* [Data section]:

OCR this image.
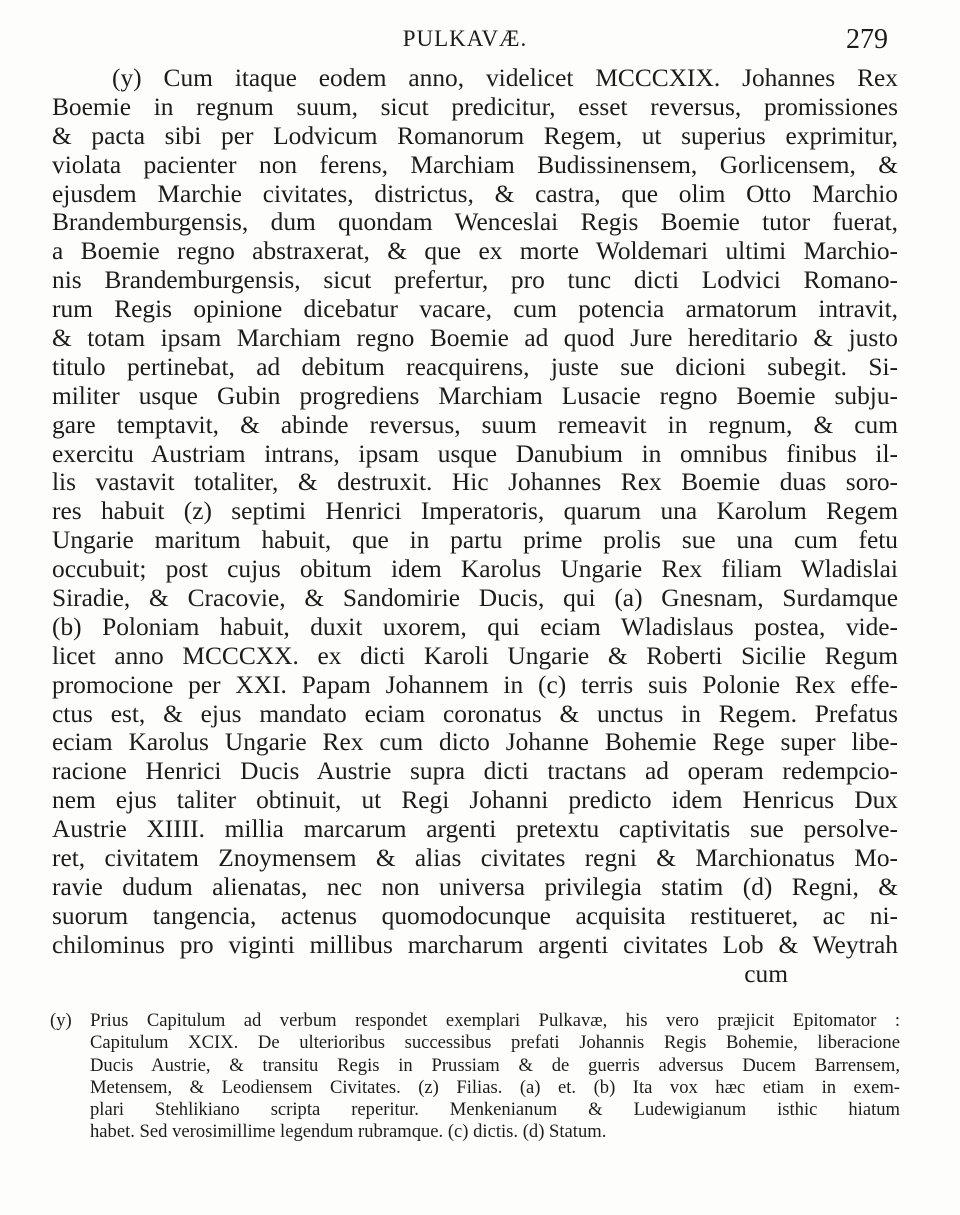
PULKAVÆ.	279
(y) Cum itaque eodem anno, videlicet MCCCXIX. Johannes Rex
Boemie in regnum suum, sicut predicitur, esset reversus, promissiones
& pacta sibi per Lodvicum Romanorum Regem, ut superius exprimitur,
violata pacienter non ferens, Marchiam Budissinensem, Gorlicensem, &
ejusdem Marchie civitates, districtus, & castra, que olim Otto Marchio
Brandemburgensis, dum quondam Wenceslai Regis Boemie tutor fuerat,
a Boemie regno abstraxerat, & que ex morte Woldemari ultimi Marchio-
nis Brandemburgensis, sicut prefertur, pro tunc dicti Lodvici Romano-
rum Regis opinione dicebatur vacare, cum potencia armatorum intravit,
& totam ipsam Marchiam regno Boemie ad quod Jure hereditario & justo
titulo pertinebat, ad debitum reacquirens, juste sue dicioni subegit. Si-
militer usque Gubin progrediens Marchiam Lusacie regno Boemie subju-
gare temptavit, & abinde reversus, suum remeavit in regnum, & cum
exercitu Austriam intrans, ipsam usque Danubium in omnibus finibus il-
lis vastavit totaliter, & destruxit. Hic Johannes Rex Boemie duas soro-
res habuit (z) septimi Henrici Imperatoris, quarum una Karolum Regem
Ungarie maritum habuit, que in partu prime prolis sue una cum fetu
occubuit; post cujus obitum idem Karolus Ungarie Rex filiam Wladislai
Siradie, & Cracovie, & Sandomirie Ducis, qui (a) Gnesnam, Surdamque
(b) Poloniam habuit, duxit uxorem, qui eciam Wladislaus postea, vide-
licet anno MCCCXX. ex dicti Karoli Ungarie & Roberti Sicilie Regum
promocione per XXI. Papam Johannem in (c) terris suis Polonie Rex effe-
ctus est, & ejus mandato eciam coronatus & unctus in Regem. Prefatus
eciam Karolus Ungarie Rex cum dicto Johanne Bohemie Rege super libe-
racione Henrici Ducis Austrie supra dicti tractans ad operam redempcio-
nem ejus taliter obtinuit, ut Regi Johanni predicto idem Henricus Dux
Austrie XIIII. millia marcarum argenti pretextu captivitatis sue persolve-
ret, civitatem Znoymensem & alias civitates regni & Marchionatus Mo-
ravie dudum alienatas, nec non universa privilegia statim (d) Regni, &
suorum tangencia, actenus quomodocunque acquisita restitueret, ac ni-
chilominus pro viginti millibus marcharum argenti civitates Lob & Weytrah
cum
(y) Prius Capitulum ad verbum respondet exemplari Pulkavæ, his vero præjicit Epitomator :
Capitulum XCIX. De ulterioribus successibus prefati Johannis Regis Bohemie, liberacione
Ducis Austrie, & transitu Regis in Prussiam & de guerris adversus Ducem Barrensem,
Metensem, & Leodiensem Civitates. (z) Filias. (a) et. (b) Ita vox hæc etiam in exem-
plari Stehlikiano scripta reperitur. Menkenianum & Ludewigianum isthic hiatum
habet. Sed verosimillime legendum rubramque. (c) dictis. (d) Statum.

* [Written problem]:
Look through the data above. Each line containing the word "Brandemburgensis" needs to be copied.

* [Final answer]:
Brandemburgensis, dum quondam Wenceslai Regis Boemie tutor fuerat,
nis Brandemburgensis, sicut prefertur, pro tunc dicti Lodvici Romano-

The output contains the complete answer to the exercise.